Billy también cree que en un momento dado de su existencia, fue abducido por unos estrafalarios alienígenas del planeta Tralfamadore (creado por Vonnegut una década antes en Las sirenas de Titán), que lo llevan a su lejano mundo y lo alojan para estudiarlo en un zoo, colocándolo en el interior de una jaula de cristal junto a objetos cotidianos robados de unos grandes almacenes y una exuberante mujer, Montana Wildhack, para que se aparee con ella.

Resulta que los tralfamadorianos, a diferencia de nosotros, tienen acceso a la dimensión del Tiempo. Pueden verse a sí mismos y a los demás en todos los momentos del tiempo simultáneamente y, por tanto, tampoco temen a la muerte. Para ellos, cualquier ser que esté muerto en un punto determinado del tiempo está completamente vivo en otro. Y, por supuesto y dado que todo ocupa su lugar en la línea temporal, ¿qué opción queda sino adoptar una filosofía de resignación, incluso fatalismo? Un punto de vista que Billy adopta y que, de vuelta en la Tierra, se empeña en difundir para consternación de propios y extraños.

La narrativa no lineal de Vonnegut y su repetitiva imaginería y lenguaje evocan una sensación de extrañeza, desorientación e impotencia que imita lo que siente Billy respecto a su propia vida. Y especialmente en lo que se refiere a su participación en la guerra, donde no pasó de ser un soldado débil e ineficaz, una carga para sus compañeros que no hizo nada más que ser capturado por los alemanes y ser testigo de la muerte de miles de inocentes. Vonnegut repite una y otra vez la frase “Así fue” tras cada mención de una muerte. Aparece más de cien veces en el texto pero, en vez de ser un recurso irritante, le da al relato un inconfundible aire fatalista.

Vonnegut conecta en el subtexto de la historia los delirios de Billy con el destino, el libre albedrío y la naturaleza irracional de los humanos. El libre albedrío no existe porque todo está ocurriendo al mismo tiempo. El futuro ha ocurrido tanto como el pasado. La Historia avanza y el hombre no tiene poder alguno para influir en el futuro, ni siquiera en el presente. Tampoco lo pueden hacer los tralfamadorianos, que sí pueden ver la corriente temporal: saben que serán ellos quienes destruyan el universo a causa de un experimento fallido y no van a hacer nada para evitarlo porque no pueden. Ya ha sucedido en el futuro, si se me permite ese uso de los tiempos verbales, siempre tan inadecuados para este tipo de historias. Así que la única respuesta apropiada ante tal perspectiva es, como apuntaba antes, la aceptación resignada de nuestra propia insignificancia. Si hacemos lo que hacemos porque está escrito y nuestros destinos escapan a todo control ¿por qué desperdiciar una valiosa energía mental en sentimientos de temor y angustia? ¿No es mejor disfrutar de la belleza y la felicidad efímeras que nos aporte cada momento?

(Registros de límites de elementos)
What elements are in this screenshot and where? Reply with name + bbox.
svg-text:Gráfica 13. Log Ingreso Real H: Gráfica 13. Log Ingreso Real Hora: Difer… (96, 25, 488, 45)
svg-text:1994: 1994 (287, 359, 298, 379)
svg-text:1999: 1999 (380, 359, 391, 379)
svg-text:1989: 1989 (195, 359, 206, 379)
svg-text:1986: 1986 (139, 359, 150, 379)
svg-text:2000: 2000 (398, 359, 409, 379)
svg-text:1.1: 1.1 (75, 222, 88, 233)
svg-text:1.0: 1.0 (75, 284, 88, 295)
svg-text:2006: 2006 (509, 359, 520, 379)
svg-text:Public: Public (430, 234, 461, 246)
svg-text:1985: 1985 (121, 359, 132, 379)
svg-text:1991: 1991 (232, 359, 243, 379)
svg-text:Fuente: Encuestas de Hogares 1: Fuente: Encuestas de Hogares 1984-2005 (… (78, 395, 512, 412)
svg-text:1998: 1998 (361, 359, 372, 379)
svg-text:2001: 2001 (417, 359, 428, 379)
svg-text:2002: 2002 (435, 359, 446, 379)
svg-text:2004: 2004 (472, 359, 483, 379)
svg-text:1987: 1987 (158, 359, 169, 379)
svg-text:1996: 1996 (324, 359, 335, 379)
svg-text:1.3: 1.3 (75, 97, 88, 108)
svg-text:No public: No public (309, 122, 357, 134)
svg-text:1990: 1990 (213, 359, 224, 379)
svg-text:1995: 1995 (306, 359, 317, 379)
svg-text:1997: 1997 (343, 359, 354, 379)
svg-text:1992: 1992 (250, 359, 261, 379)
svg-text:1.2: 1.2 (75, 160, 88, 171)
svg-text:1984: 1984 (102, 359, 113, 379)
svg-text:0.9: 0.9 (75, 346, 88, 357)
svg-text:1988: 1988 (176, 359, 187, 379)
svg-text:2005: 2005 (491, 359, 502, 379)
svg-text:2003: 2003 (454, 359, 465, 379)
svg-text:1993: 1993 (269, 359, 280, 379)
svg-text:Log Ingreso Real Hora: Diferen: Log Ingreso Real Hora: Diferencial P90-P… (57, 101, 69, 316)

- TAREA BREVE 1 -
Responde a estas preguntas sobre el texto acerca de Vonnegut:
(a) ¿Cómo se llama la mujer que colocan junto a Billy en la jaula de cristal?
(b) ¿Cuántas veces aparece en el texto la frase "Así fue"?
(c) ¿A causa de qué destruirán el universo los tralfamadorianos?
- TAREA BREVE 2 -
Reescribe el fragmento del texto sobre Vonnegut que empieza en "Resulta que los" y termina en "propios y extraños.", sustituyendo "Billy" por "el protagonista".
- TAREA BREVE 3 -
Escribe la continuación del texto sobre Vonnegut a partir de su última oración.

- RESULTADO FINAL 1 -
(a) Montana Wildhack.
(b) Más de cien veces.
(c) A causa de un experimento fallido.

- RESULTADO FINAL 2 -
Resulta que los tralfamadorianos, a diferencia de nosotros, tienen acceso a la dimensión del Tiempo. Pueden verse a sí mismos y a los demás en todos los momentos del tiempo simultáneamente y, por tanto, tampoco temen a la muerte. Para ellos, cualquier ser que esté muerto en un punto determinado del tiempo está completamente vivo en otro. Y, por supuesto y dado que todo ocupa su lugar en la línea temporal, ¿qué opción queda sino adoptar una filosofía de resignación, incluso fatalismo? Un punto de vista que el protagonista adopta y que, de vuelta en la Tierra, se empeña en difundir para consternación de propios y extraños.

- RESULTADO FINAL 3 -
En cuanto a su mensaje antibelicista, Matadero cinco ha sido puesto a la altura de otros clásicos de la literatura del siglo XX, como Sin novedad en el frente (1929). Pero lo cierto es que Vonnegut no es demasiado explícito al respecto. Billy Pilgrim nunca se ve involucrado en una batalla o acción importantes. De hecho, la mayor parte de su estancia en el frente la vive como prisionero de guerra en Dresde, poco antes del bombardeo. No hay aquí ni una sola de esas gestas heroicas tan comunes en la propaganda patriótica de Hollywood en lo que se refiere a su representación de los americanos combatientes. Los personajes que deambulan por los campos de batalla y de prisioneros son hombres desesperados que solo tratan de sobrevivir y que van endureciéndose y degradándose moralmente por el camino, como es el caso del personaje de Weary (otro apellido deliberadamente escogido, ya que significa “hastiado”). Y, aunque su descripción del Dresde arrasado es dura, aparece solo al final del libro, es bastante breve y no resulta tan sobrecogedor como otros testimonios contemporáneos.

Probablemente haya buenas razones para ello. Es posible que Vonnegut no quisiera convertir este libro en una crónica de horrores bélicos. Al fin y al cabo él, ya desde sus tiempos de estudiante, se había caracterizado por su aproximación satírica y el humor que ésta comporta no casa bien con un relato pormenorizado y explícito de la pesadilla que fue el Dresde bombardeado.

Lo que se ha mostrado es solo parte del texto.